GOAL: Write every entry out again exactly, please, and skip the pictures.

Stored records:
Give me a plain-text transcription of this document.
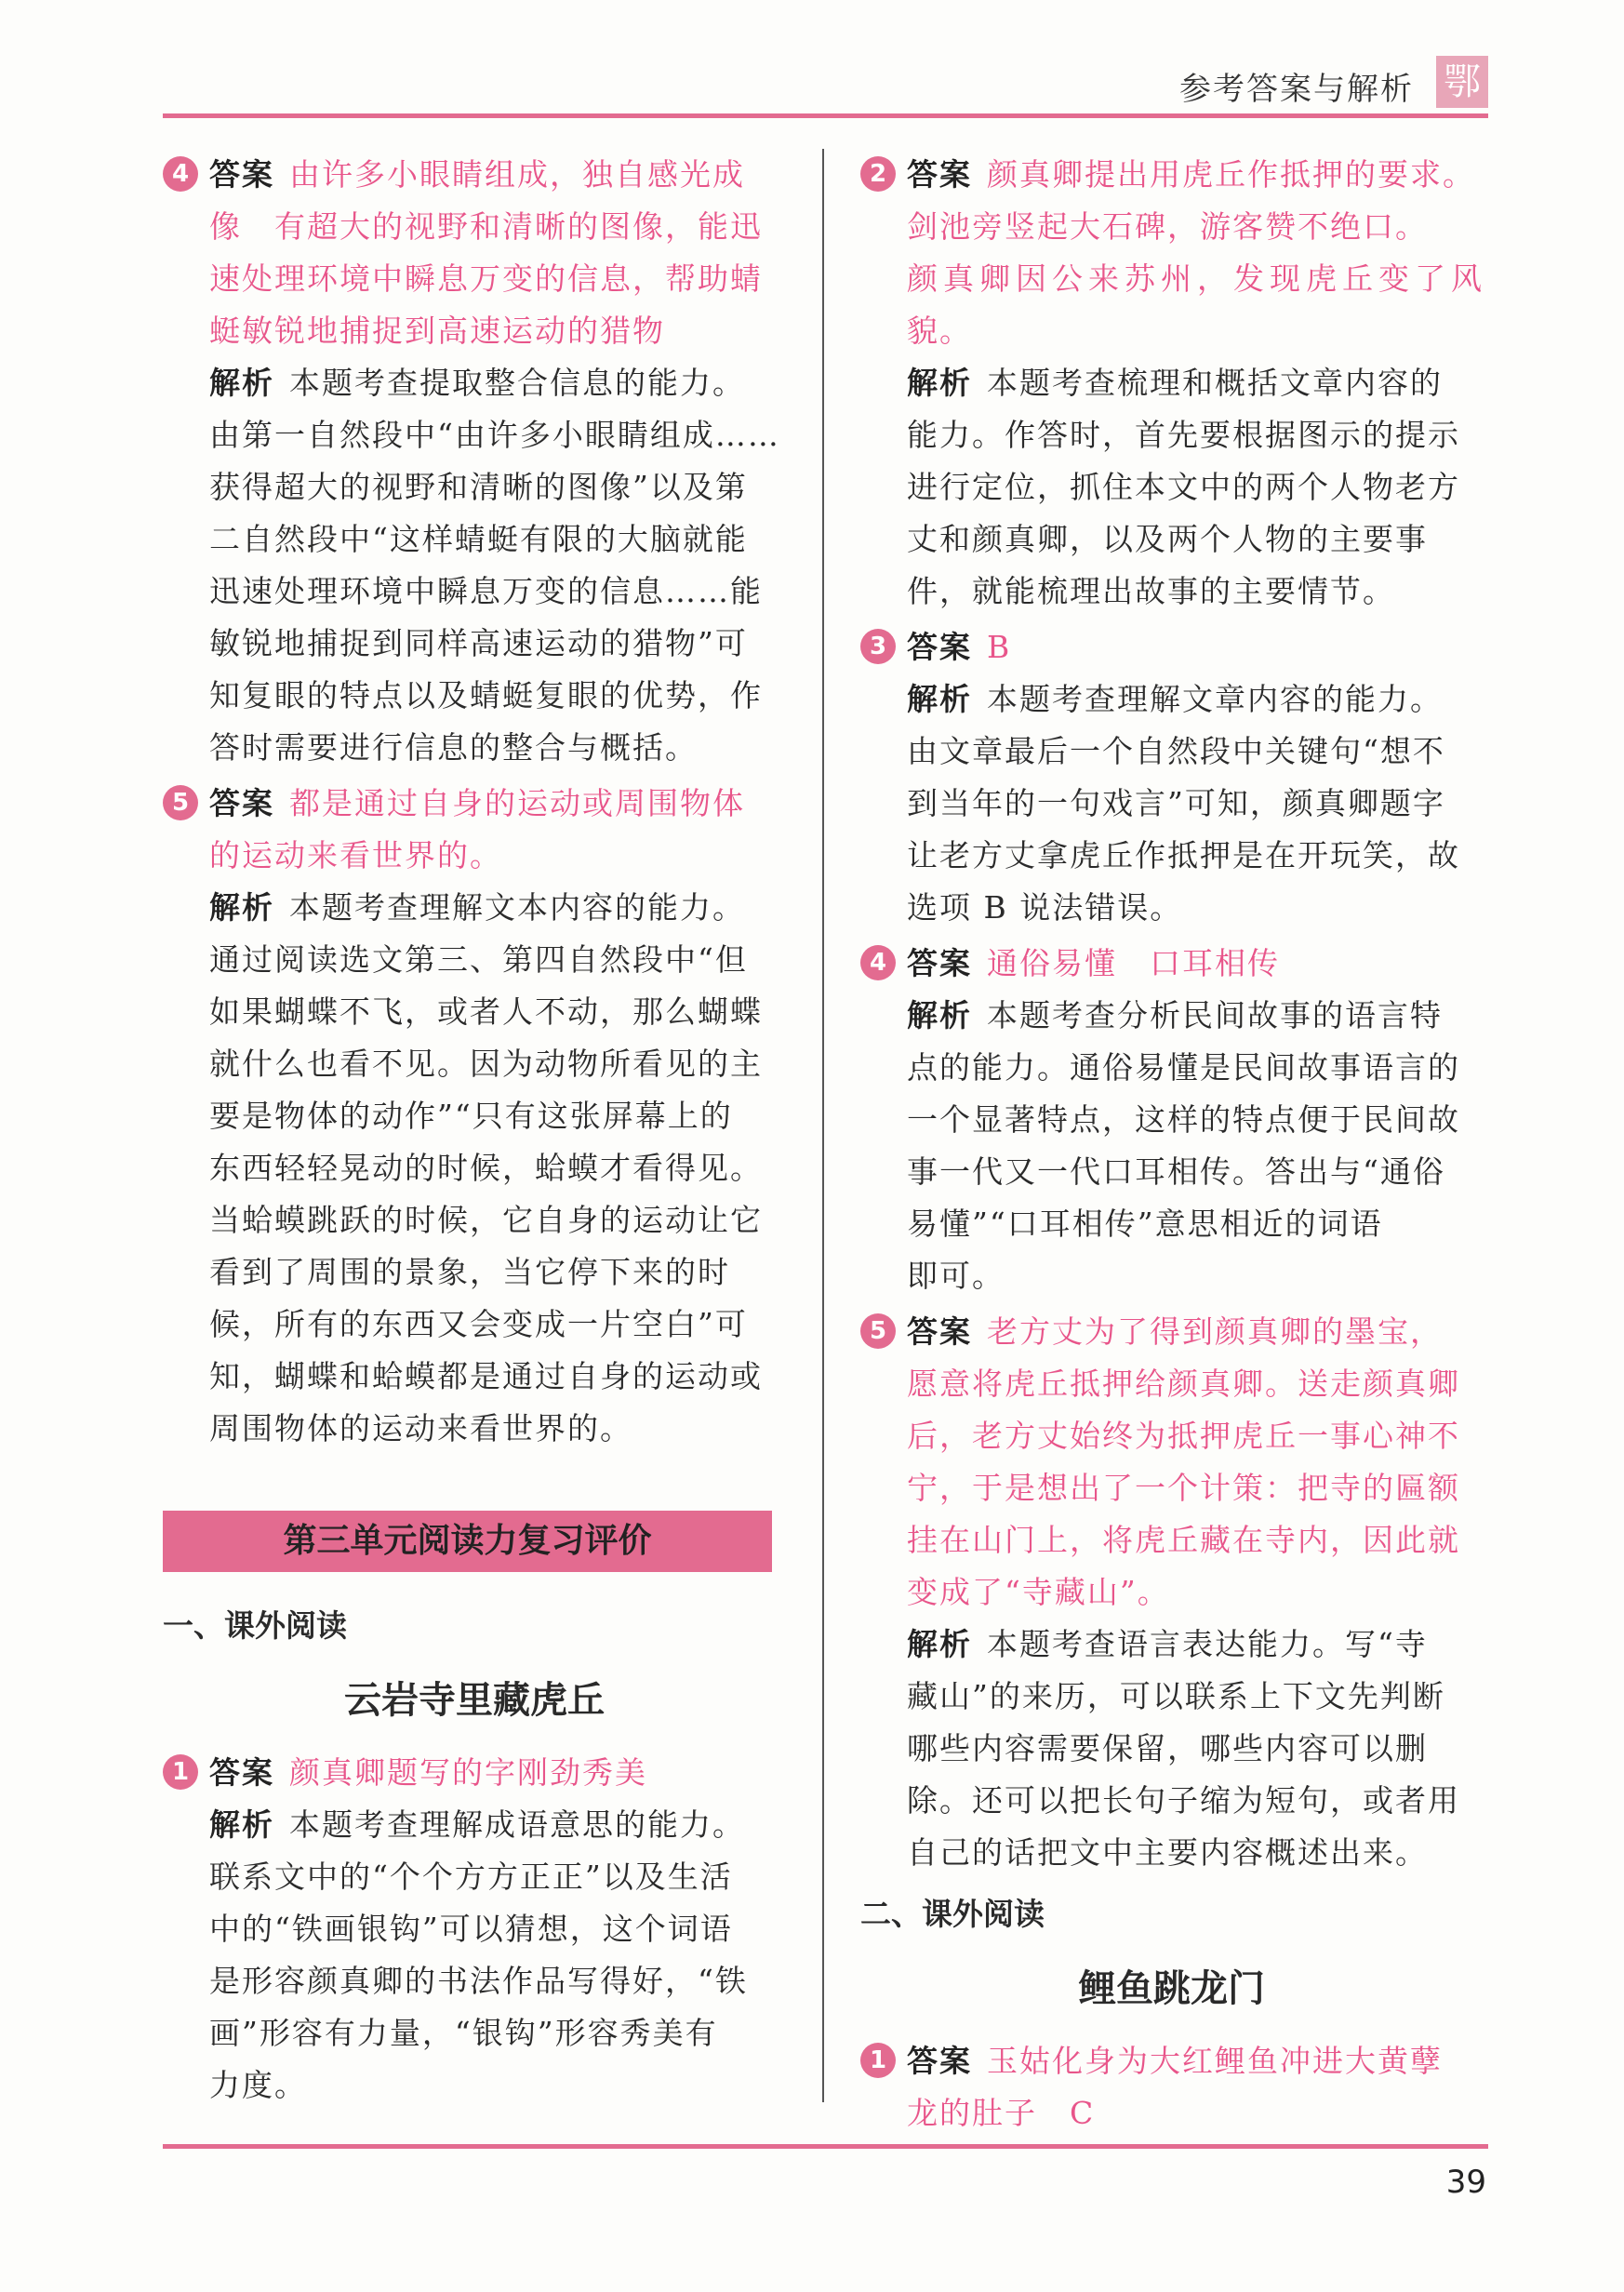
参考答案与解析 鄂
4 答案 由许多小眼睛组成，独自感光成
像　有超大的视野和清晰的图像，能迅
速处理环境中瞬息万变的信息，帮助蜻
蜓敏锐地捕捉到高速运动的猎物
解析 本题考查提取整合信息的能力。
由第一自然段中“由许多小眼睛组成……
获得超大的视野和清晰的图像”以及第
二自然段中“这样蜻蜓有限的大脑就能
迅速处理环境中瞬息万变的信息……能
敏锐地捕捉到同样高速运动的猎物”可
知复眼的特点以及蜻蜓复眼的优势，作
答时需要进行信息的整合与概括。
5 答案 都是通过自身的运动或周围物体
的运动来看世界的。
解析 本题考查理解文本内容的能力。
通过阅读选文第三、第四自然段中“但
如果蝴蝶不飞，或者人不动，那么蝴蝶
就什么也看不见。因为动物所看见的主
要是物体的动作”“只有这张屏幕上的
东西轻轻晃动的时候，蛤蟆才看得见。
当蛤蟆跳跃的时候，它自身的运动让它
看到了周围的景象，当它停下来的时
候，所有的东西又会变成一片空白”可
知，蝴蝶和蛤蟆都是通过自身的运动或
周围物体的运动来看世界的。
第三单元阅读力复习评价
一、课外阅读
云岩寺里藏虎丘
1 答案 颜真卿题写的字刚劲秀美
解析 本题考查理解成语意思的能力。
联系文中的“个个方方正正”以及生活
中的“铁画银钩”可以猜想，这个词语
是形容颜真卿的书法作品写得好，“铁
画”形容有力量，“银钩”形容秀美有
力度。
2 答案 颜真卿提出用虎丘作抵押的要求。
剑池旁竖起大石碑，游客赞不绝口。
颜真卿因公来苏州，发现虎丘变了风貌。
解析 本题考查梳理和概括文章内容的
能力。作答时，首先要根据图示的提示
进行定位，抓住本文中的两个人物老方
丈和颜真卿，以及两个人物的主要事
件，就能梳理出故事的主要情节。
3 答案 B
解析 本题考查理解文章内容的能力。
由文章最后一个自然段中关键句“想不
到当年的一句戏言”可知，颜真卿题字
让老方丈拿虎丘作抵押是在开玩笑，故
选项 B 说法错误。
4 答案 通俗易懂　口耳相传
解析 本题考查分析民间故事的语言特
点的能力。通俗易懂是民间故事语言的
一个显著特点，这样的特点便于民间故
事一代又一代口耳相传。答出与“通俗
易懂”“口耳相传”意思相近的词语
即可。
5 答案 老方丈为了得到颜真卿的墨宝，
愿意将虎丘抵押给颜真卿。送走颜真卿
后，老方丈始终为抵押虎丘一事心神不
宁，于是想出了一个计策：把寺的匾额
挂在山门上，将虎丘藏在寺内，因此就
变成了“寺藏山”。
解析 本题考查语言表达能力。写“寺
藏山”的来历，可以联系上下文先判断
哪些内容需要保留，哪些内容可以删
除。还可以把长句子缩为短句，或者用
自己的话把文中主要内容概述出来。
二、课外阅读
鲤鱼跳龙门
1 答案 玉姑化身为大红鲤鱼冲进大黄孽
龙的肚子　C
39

REPLY:
Give me a plain-text transcription of this document.
参考答案与解析 鄂
4 答案 由许多小眼睛组成，独自感光成
像　有超大的视野和清晰的图像，能迅
速处理环境中瞬息万变的信息，帮助蜻
蜓敏锐地捕捉到高速运动的猎物
解析 本题考查提取整合信息的能力。
由第一自然段中“由许多小眼睛组成……
获得超大的视野和清晰的图像”以及第
二自然段中“这样蜻蜓有限的大脑就能
迅速处理环境中瞬息万变的信息……能
敏锐地捕捉到同样高速运动的猎物”可
知复眼的特点以及蜻蜓复眼的优势，作
答时需要进行信息的整合与概括。
5 答案 都是通过自身的运动或周围物体
的运动来看世界的。
解析 本题考查理解文本内容的能力。
通过阅读选文第三、第四自然段中“但
如果蝴蝶不飞，或者人不动，那么蝴蝶
就什么也看不见。因为动物所看见的主
要是物体的动作”“只有这张屏幕上的
东西轻轻晃动的时候，蛤蟆才看得见。
当蛤蟆跳跃的时候，它自身的运动让它
看到了周围的景象，当它停下来的时
候，所有的东西又会变成一片空白”可
知，蝴蝶和蛤蟆都是通过自身的运动或
周围物体的运动来看世界的。
第三单元阅读力复习评价
一、课外阅读
云岩寺里藏虎丘
1 答案 颜真卿题写的字刚劲秀美
解析 本题考查理解成语意思的能力。
联系文中的“个个方方正正”以及生活
中的“铁画银钩”可以猜想，这个词语
是形容颜真卿的书法作品写得好，“铁
画”形容有力量，“银钩”形容秀美有
力度。
2 答案 颜真卿提出用虎丘作抵押的要求。
剑池旁竖起大石碑，游客赞不绝口。
颜真卿因公来苏州，发现虎丘变了风貌。
解析 本题考查梳理和概括文章内容的
能力。作答时，首先要根据图示的提示
进行定位，抓住本文中的两个人物老方
丈和颜真卿，以及两个人物的主要事
件，就能梳理出故事的主要情节。
3 答案 B
解析 本题考查理解文章内容的能力。
由文章最后一个自然段中关键句“想不
到当年的一句戏言”可知，颜真卿题字
让老方丈拿虎丘作抵押是在开玩笑，故
选项 B 说法错误。
4 答案 通俗易懂　口耳相传
解析 本题考查分析民间故事的语言特
点的能力。通俗易懂是民间故事语言的
一个显著特点，这样的特点便于民间故
事一代又一代口耳相传。答出与“通俗
易懂”“口耳相传”意思相近的词语
即可。
5 答案 老方丈为了得到颜真卿的墨宝，
愿意将虎丘抵押给颜真卿。送走颜真卿
后，老方丈始终为抵押虎丘一事心神不
宁，于是想出了一个计策：把寺的匾额
挂在山门上，将虎丘藏在寺内，因此就
变成了“寺藏山”。
解析 本题考查语言表达能力。写“寺
藏山”的来历，可以联系上下文先判断
哪些内容需要保留，哪些内容可以删
除。还可以把长句子缩为短句，或者用
自己的话把文中主要内容概述出来。
二、课外阅读
鲤鱼跳龙门
1 答案 玉姑化身为大红鲤鱼冲进大黄孽
龙的肚子　C
39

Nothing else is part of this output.